**Task to carry out:** Swap every "glyph-icon" in the material below for "symbol-icon", and reproduce the rest unchanged.

**Extracted material:**
☆ ☆ ☆ ☆

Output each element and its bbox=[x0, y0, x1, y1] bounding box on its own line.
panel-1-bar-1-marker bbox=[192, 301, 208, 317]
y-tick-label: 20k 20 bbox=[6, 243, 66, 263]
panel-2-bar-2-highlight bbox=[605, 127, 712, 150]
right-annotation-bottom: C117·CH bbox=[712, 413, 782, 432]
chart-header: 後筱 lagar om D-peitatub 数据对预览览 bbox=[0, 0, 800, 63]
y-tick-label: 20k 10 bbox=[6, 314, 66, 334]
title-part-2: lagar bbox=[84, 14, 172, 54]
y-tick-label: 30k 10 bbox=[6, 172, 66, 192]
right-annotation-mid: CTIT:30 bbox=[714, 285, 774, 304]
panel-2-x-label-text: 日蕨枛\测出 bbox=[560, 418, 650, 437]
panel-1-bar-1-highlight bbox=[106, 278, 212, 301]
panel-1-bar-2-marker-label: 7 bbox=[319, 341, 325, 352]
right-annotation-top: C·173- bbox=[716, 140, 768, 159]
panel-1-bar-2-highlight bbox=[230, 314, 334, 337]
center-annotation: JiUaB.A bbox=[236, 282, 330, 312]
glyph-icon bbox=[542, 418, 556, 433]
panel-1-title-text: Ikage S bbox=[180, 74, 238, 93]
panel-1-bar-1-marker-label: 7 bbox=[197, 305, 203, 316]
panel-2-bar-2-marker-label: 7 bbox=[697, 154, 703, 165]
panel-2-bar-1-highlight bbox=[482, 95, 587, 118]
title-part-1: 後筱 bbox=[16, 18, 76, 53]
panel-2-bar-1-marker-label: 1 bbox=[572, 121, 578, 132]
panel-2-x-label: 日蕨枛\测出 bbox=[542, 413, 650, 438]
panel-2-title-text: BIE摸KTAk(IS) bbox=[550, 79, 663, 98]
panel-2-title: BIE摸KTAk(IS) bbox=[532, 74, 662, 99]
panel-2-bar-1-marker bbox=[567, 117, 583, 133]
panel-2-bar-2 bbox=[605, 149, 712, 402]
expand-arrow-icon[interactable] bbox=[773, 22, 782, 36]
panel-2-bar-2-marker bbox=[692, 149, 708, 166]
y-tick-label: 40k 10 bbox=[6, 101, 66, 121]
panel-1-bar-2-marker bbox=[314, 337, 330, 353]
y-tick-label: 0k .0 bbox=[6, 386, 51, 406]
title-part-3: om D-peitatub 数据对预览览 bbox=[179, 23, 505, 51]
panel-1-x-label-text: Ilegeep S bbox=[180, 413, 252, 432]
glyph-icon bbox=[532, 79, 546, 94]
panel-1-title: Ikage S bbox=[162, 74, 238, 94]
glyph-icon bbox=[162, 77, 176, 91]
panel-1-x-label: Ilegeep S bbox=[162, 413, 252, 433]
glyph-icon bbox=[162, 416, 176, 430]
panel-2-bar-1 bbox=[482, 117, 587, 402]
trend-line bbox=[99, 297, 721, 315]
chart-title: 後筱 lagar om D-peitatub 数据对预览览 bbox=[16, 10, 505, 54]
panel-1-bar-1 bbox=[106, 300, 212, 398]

☆ ☆ ☆ ☆

**Exercise output:**
Output each element and its bbox=[x0, y0, x1, y1] bounding box on its own line.
panel-1-bar-1-marker bbox=[192, 301, 208, 317]
y-tick-label: 20k 20 bbox=[6, 243, 66, 263]
panel-2-bar-2-highlight bbox=[605, 127, 712, 150]
right-annotation-bottom: C117·CH bbox=[712, 413, 782, 432]
chart-header: 後筱 lagar om D-peitatub 数据对预览览 bbox=[0, 0, 800, 63]
y-tick-label: 20k 10 bbox=[6, 314, 66, 334]
title-part-2: lagar bbox=[84, 14, 172, 54]
y-tick-label: 30k 10 bbox=[6, 172, 66, 192]
right-annotation-mid: CTIT:30 bbox=[714, 285, 774, 304]
panel-2-x-label-text: 日蕨枛\测出 bbox=[560, 418, 650, 437]
panel-1-bar-1-highlight bbox=[106, 278, 212, 301]
panel-1-bar-2-marker-label: 7 bbox=[319, 341, 325, 352]
right-annotation-top: C·173- bbox=[716, 140, 768, 159]
panel-1-bar-2-highlight bbox=[230, 314, 334, 337]
center-annotation: JiUaB.A bbox=[236, 282, 330, 312]
symbol-icon bbox=[542, 418, 556, 433]
panel-1-title-text: Ikage S bbox=[180, 74, 238, 93]
panel-1-bar-1-marker-label: 7 bbox=[197, 305, 203, 316]
panel-2-bar-2-marker-label: 7 bbox=[697, 154, 703, 165]
panel-2-bar-1-highlight bbox=[482, 95, 587, 118]
title-part-1: 後筱 bbox=[16, 18, 76, 53]
panel-2-bar-1-marker-label: 1 bbox=[572, 121, 578, 132]
panel-2-x-label: 日蕨枛\测出 bbox=[542, 413, 650, 438]
panel-2-title-text: BIE摸KTAk(IS) bbox=[550, 79, 663, 98]
panel-2-title: BIE摸KTAk(IS) bbox=[532, 74, 662, 99]
panel-2-bar-1-marker bbox=[567, 117, 583, 133]
panel-2-bar-2 bbox=[605, 149, 712, 402]
expand-arrow-icon[interactable] bbox=[773, 22, 782, 36]
panel-2-bar-2-marker bbox=[692, 149, 708, 166]
y-tick-label: 40k 10 bbox=[6, 101, 66, 121]
panel-1-bar-2-marker bbox=[314, 337, 330, 353]
y-tick-label: 0k .0 bbox=[6, 386, 51, 406]
title-part-3: om D-peitatub 数据对预览览 bbox=[179, 23, 505, 51]
panel-1-x-label-text: Ilegeep S bbox=[180, 413, 252, 432]
symbol-icon bbox=[532, 79, 546, 94]
panel-1-title: Ikage S bbox=[162, 74, 238, 94]
symbol-icon bbox=[162, 77, 176, 91]
panel-1-x-label: Ilegeep S bbox=[162, 413, 252, 433]
symbol-icon bbox=[162, 416, 176, 430]
panel-2-bar-1 bbox=[482, 117, 587, 402]
trend-line bbox=[99, 297, 721, 315]
chart-title: 後筱 lagar om D-peitatub 数据对预览览 bbox=[16, 10, 505, 54]
panel-1-bar-1 bbox=[106, 300, 212, 398]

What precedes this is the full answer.